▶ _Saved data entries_
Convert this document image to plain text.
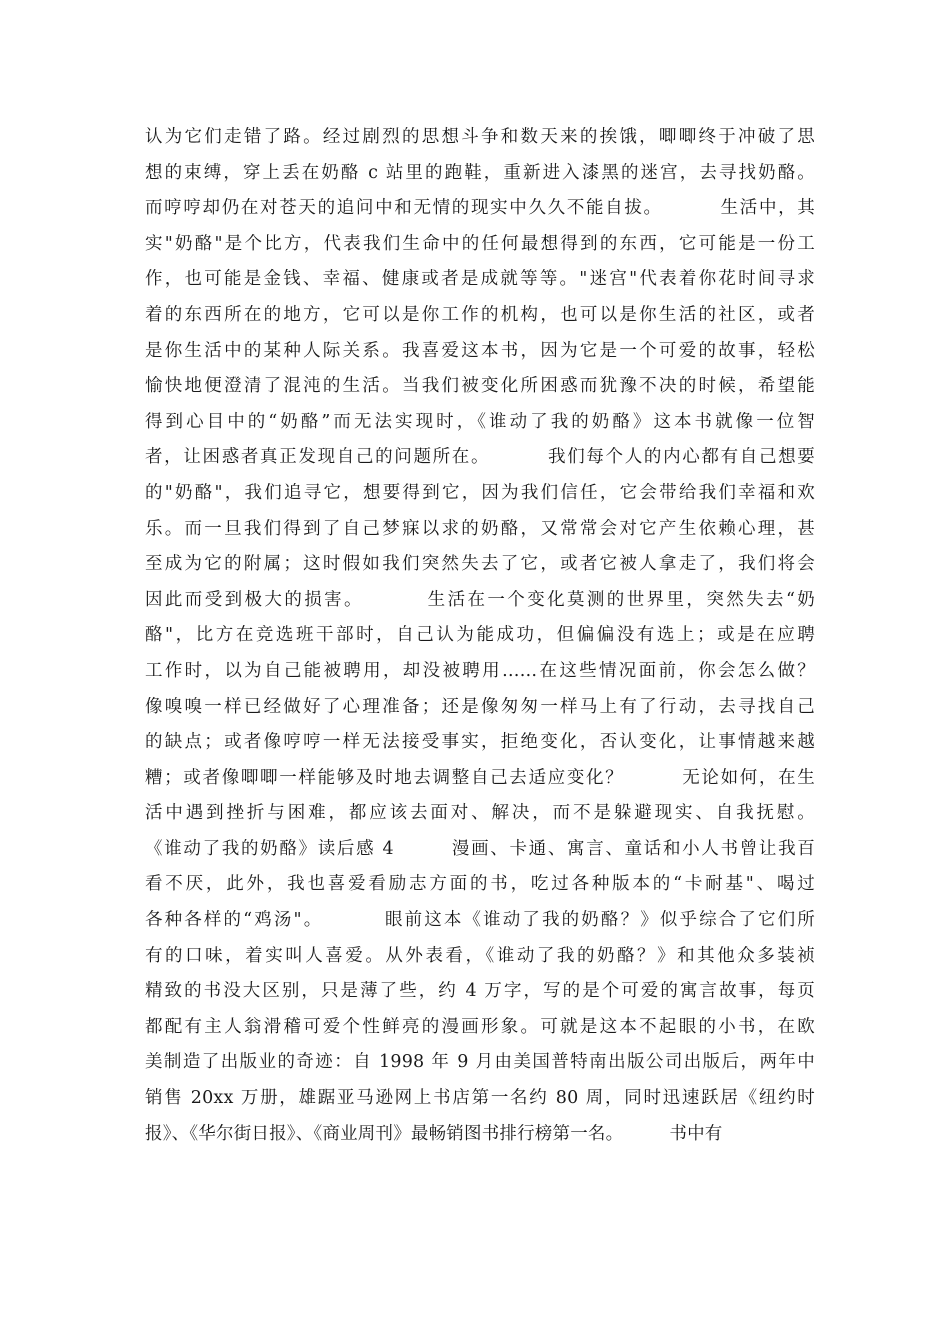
认为它们走错了路。经过剧烈的思想斗争和数天来的挨饿，唧唧终于冲破了思
想的束缚，穿上丢在奶酪 c 站里的跑鞋，重新进入漆黑的迷宫，去寻找奶酪。
而哼哼却仍在对苍天的追问中和无情的现实中久久不能自拔。        生活中，其
实"奶酪"是个比方，代表我们生命中的任何最想得到的东西，它可能是一份工
作，也可能是金钱、幸福、健康或者是成就等等。"迷宫"代表着你花时间寻求
着的东西所在的地方，它可以是你工作的机构，也可以是你生活的社区，或者
是你生活中的某种人际关系。我喜爱这本书，因为它是一个可爱的故事，轻松
愉快地便澄清了混沌的生活。当我们被变化所困惑而犹豫不决的时候，希望能
得到心目中的“奶酪”而无法实现时，《谁动了我的奶酪》这本书就像一位智
者，让困惑者真正发现自己的问题所在。        我们每个人的内心都有自己想要
的"奶酪"，我们追寻它，想要得到它，因为我们信任，它会带给我们幸福和欢
乐。而一旦我们得到了自己梦寐以求的奶酪，又常常会对它产生依赖心理，甚
至成为它的附属；这时假如我们突然失去了它，或者它被人拿走了，我们将会
因此而受到极大的损害。        生活在一个变化莫测的世界里，突然失去“奶
酪"，比方在竞选班干部时，自己认为能成功，但偏偏没有选上；或是在应聘
工作时，以为自己能被聘用，却没被聘用……在这些情况面前，你会怎么做？
像嗅嗅一样已经做好了心理准备；还是像匆匆一样马上有了行动，去寻找自己
的缺点；或者像哼哼一样无法接受事实，拒绝变化，否认变化，让事情越来越
糟；或者像唧唧一样能够及时地去调整自己去适应变化？        无论如何，在生
活中遇到挫折与困难，都应该去面对、解决，而不是躲避现实、自我抚慰。
《谁动了我的奶酪》读后感 4        漫画、卡通、寓言、童话和小人书曾让我百
看不厌，此外，我也喜爱看励志方面的书，吃过各种版本的“卡耐基"、喝过
各种各样的“鸡汤"。        眼前这本《谁动了我的奶酪？》似乎综合了它们所
有的口味，着实叫人喜爱。从外表看，《谁动了我的奶酪？》和其他众多装祯
精致的书没大区别，只是薄了些，约 4 万字，写的是个可爱的寓言故事，每页
都配有主人翁滑稽可爱个性鲜亮的漫画形象。可就是这本不起眼的小书，在欧
美制造了出版业的奇迹：自 1998 年 9 月由美国普特南出版公司出版后，两年中
销售 20xx 万册，雄踞亚马逊网上书店第一名约 80 周，同时迅速跃居《纽约时
报》、《华尔街日报》、《商业周刊》最畅销图书排行榜第一名。        书中有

▶ _Exercise objective_
Images do not belong in the copy; reproduce all other parts of the records above verbatim.

▶ _Solved exercise_
Convert this document image to plain text.
认为它们走错了路。经过剧烈的思想斗争和数天来的挨饿，唧唧终于冲破了思
想的束缚，穿上丢在奶酪 c 站里的跑鞋，重新进入漆黑的迷宫，去寻找奶酪。
而哼哼却仍在对苍天的追问中和无情的现实中久久不能自拔。        生活中，其
实"奶酪"是个比方，代表我们生命中的任何最想得到的东西，它可能是一份工
作，也可能是金钱、幸福、健康或者是成就等等。"迷宫"代表着你花时间寻求
着的东西所在的地方，它可以是你工作的机构，也可以是你生活的社区，或者
是你生活中的某种人际关系。我喜爱这本书，因为它是一个可爱的故事，轻松
愉快地便澄清了混沌的生活。当我们被变化所困惑而犹豫不决的时候，希望能
得到心目中的“奶酪”而无法实现时，《谁动了我的奶酪》这本书就像一位智
者，让困惑者真正发现自己的问题所在。        我们每个人的内心都有自己想要
的"奶酪"，我们追寻它，想要得到它，因为我们信任，它会带给我们幸福和欢
乐。而一旦我们得到了自己梦寐以求的奶酪，又常常会对它产生依赖心理，甚
至成为它的附属；这时假如我们突然失去了它，或者它被人拿走了，我们将会
因此而受到极大的损害。        生活在一个变化莫测的世界里，突然失去“奶
酪"，比方在竞选班干部时，自己认为能成功，但偏偏没有选上；或是在应聘
工作时，以为自己能被聘用，却没被聘用……在这些情况面前，你会怎么做？
像嗅嗅一样已经做好了心理准备；还是像匆匆一样马上有了行动，去寻找自己
的缺点；或者像哼哼一样无法接受事实，拒绝变化，否认变化，让事情越来越
糟；或者像唧唧一样能够及时地去调整自己去适应变化？        无论如何，在生
活中遇到挫折与困难，都应该去面对、解决，而不是躲避现实、自我抚慰。
《谁动了我的奶酪》读后感 4        漫画、卡通、寓言、童话和小人书曾让我百
看不厌，此外，我也喜爱看励志方面的书，吃过各种版本的“卡耐基"、喝过
各种各样的“鸡汤"。        眼前这本《谁动了我的奶酪？》似乎综合了它们所
有的口味，着实叫人喜爱。从外表看，《谁动了我的奶酪？》和其他众多装祯
精致的书没大区别，只是薄了些，约 4 万字，写的是个可爱的寓言故事，每页
都配有主人翁滑稽可爱个性鲜亮的漫画形象。可就是这本不起眼的小书，在欧
美制造了出版业的奇迹：自 1998 年 9 月由美国普特南出版公司出版后，两年中
销售 20xx 万册，雄踞亚马逊网上书店第一名约 80 周，同时迅速跃居《纽约时
报》、《华尔街日报》、《商业周刊》最畅销图书排行榜第一名。        书中有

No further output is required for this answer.